Data items:
----------------------------------------
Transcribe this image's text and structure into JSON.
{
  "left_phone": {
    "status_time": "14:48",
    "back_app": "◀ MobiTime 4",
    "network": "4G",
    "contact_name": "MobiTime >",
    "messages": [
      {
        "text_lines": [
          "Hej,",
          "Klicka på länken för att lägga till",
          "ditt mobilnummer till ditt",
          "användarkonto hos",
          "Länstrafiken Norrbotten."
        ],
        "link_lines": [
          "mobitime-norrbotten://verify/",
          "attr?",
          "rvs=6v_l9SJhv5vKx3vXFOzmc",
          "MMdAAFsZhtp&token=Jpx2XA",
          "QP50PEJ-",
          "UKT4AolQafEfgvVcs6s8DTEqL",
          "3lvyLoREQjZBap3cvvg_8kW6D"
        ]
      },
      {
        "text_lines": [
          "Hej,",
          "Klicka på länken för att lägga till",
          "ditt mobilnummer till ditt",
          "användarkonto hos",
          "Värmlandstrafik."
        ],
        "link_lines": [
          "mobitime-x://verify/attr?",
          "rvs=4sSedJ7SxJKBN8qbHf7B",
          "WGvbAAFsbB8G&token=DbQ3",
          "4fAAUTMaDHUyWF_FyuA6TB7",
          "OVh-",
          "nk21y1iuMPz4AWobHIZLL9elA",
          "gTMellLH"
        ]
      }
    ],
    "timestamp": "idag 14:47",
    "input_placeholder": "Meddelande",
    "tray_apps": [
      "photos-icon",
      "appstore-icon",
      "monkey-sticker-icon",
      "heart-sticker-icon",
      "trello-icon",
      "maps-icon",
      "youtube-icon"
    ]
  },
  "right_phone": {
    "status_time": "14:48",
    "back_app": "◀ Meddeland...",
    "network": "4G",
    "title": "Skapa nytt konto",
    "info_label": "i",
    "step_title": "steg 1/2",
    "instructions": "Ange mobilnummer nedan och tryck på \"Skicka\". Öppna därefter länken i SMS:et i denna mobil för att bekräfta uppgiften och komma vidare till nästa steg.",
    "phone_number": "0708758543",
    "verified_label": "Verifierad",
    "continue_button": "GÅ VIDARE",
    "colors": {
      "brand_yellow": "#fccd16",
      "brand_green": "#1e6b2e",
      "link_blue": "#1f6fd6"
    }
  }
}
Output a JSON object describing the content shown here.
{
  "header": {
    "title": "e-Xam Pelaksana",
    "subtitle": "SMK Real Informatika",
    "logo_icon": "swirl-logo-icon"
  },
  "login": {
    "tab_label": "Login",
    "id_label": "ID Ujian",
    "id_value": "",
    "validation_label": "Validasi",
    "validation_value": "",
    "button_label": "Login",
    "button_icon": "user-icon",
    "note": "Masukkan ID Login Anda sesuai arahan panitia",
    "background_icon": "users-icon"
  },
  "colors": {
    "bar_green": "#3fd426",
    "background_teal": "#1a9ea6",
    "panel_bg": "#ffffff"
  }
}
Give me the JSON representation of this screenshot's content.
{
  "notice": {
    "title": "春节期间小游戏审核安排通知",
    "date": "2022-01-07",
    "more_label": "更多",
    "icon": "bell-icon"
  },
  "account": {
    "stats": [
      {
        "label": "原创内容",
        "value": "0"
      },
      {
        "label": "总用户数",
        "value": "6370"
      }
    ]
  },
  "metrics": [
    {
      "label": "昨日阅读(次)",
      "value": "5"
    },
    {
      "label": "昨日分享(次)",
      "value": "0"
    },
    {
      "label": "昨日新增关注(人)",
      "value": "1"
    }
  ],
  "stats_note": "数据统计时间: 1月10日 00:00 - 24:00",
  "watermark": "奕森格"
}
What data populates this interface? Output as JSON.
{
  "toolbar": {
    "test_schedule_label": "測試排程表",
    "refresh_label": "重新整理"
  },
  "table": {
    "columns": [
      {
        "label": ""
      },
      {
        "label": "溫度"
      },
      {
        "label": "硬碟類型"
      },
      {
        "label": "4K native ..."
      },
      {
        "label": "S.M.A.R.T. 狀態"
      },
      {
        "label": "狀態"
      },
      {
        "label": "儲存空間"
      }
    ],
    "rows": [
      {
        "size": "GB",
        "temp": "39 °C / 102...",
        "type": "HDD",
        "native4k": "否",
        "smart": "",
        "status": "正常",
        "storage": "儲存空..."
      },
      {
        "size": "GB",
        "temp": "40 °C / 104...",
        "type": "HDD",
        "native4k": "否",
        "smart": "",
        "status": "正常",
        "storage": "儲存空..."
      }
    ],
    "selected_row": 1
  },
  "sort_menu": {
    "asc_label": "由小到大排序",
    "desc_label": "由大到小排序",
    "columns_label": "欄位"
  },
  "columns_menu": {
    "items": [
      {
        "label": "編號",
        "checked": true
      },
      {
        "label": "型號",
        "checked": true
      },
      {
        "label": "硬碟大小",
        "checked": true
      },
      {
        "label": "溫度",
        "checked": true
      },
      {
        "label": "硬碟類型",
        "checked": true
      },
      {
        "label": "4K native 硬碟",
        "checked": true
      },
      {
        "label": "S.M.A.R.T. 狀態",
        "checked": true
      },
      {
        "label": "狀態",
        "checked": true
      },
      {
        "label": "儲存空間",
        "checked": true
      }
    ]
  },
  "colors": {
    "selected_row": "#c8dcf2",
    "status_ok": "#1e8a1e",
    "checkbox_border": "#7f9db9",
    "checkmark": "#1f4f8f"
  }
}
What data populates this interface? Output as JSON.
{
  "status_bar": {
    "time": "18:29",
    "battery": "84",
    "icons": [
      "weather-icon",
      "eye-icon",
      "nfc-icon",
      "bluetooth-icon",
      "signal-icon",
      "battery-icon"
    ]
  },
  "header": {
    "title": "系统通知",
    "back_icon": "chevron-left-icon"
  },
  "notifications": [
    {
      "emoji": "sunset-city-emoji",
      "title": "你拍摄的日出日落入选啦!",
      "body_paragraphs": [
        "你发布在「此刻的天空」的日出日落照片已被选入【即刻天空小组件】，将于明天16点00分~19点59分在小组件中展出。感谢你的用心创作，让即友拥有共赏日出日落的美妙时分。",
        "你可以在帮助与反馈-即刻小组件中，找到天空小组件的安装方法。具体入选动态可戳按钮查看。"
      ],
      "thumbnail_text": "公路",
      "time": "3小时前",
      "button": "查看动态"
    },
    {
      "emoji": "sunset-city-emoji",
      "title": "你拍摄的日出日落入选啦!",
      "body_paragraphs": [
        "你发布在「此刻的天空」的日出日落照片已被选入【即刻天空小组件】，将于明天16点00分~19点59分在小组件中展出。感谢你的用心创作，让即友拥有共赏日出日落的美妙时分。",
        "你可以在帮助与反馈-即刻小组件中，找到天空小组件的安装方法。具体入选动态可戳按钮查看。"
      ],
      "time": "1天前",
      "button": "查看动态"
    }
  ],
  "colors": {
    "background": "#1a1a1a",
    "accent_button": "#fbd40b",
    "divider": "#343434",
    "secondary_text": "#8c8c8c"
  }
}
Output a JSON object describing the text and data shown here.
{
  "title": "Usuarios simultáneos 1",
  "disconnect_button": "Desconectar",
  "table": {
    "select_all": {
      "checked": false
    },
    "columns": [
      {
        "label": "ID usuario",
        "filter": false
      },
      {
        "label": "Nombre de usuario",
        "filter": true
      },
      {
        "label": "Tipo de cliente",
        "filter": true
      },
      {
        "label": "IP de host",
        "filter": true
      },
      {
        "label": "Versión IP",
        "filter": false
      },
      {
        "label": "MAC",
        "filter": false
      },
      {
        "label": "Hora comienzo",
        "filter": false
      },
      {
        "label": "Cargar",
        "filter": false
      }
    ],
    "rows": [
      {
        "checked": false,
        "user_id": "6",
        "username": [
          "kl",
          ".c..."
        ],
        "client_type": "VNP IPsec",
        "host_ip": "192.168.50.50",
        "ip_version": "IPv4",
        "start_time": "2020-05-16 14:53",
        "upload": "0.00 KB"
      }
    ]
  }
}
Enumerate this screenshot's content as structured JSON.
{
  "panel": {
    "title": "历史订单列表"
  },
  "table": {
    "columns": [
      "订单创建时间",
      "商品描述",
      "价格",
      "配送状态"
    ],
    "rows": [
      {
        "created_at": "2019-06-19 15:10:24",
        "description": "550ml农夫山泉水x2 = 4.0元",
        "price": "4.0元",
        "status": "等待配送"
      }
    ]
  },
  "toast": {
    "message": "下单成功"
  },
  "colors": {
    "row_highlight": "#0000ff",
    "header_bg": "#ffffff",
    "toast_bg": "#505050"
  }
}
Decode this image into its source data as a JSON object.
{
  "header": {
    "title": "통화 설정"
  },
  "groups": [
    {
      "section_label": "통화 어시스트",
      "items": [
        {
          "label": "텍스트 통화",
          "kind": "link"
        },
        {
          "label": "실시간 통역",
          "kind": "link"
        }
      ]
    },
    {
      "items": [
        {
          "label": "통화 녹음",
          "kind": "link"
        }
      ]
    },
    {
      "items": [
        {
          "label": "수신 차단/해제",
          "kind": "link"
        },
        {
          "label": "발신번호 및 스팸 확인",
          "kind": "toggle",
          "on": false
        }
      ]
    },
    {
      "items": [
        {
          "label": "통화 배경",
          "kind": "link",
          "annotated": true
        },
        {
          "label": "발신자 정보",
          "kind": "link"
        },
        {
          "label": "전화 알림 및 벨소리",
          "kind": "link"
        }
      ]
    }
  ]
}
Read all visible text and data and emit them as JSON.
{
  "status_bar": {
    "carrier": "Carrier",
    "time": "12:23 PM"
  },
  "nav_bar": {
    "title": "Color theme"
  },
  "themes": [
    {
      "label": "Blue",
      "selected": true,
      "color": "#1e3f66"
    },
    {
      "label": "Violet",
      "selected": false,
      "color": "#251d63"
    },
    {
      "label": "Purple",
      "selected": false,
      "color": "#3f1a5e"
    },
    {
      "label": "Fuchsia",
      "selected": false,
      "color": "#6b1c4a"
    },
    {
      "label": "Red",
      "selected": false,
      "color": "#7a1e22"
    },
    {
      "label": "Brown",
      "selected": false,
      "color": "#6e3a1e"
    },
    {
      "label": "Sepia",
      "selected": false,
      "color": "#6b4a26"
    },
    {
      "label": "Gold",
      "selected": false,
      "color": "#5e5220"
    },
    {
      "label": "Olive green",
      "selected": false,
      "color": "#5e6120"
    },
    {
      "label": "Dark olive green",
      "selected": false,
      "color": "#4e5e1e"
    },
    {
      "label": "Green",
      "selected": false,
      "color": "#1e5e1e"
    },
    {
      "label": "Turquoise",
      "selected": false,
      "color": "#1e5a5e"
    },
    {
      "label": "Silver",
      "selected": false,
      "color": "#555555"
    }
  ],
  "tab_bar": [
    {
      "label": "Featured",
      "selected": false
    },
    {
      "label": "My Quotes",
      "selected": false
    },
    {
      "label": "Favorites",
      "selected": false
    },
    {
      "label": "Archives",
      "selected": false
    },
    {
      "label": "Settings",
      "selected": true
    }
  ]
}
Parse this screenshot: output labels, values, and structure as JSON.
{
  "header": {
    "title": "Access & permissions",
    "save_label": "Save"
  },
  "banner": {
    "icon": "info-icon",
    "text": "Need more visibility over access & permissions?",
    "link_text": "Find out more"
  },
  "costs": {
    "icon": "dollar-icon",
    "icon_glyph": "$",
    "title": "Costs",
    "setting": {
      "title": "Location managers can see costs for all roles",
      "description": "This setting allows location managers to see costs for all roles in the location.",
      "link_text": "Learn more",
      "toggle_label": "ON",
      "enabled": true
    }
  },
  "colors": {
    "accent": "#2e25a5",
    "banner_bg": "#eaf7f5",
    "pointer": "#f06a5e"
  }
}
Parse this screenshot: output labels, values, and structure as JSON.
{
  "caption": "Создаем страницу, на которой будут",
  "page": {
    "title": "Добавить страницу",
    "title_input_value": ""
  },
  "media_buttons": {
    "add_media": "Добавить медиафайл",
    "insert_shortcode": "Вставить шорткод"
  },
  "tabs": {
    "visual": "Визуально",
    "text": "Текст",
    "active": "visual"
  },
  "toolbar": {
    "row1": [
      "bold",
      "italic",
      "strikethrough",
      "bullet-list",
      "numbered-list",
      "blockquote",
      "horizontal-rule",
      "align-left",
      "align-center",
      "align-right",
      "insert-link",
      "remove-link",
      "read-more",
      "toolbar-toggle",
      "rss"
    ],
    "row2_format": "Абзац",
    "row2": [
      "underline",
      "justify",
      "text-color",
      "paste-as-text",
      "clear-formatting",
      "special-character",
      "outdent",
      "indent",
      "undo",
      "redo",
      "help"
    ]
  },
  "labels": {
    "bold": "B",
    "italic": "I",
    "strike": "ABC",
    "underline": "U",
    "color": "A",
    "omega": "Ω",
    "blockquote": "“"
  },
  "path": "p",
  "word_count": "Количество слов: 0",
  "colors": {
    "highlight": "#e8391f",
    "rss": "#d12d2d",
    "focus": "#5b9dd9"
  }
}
----------------------------------------
DIRECTIONS:
Nothing but a number is needed here: how many lines hold the string "into"?

EXERCISE ANSWER:
2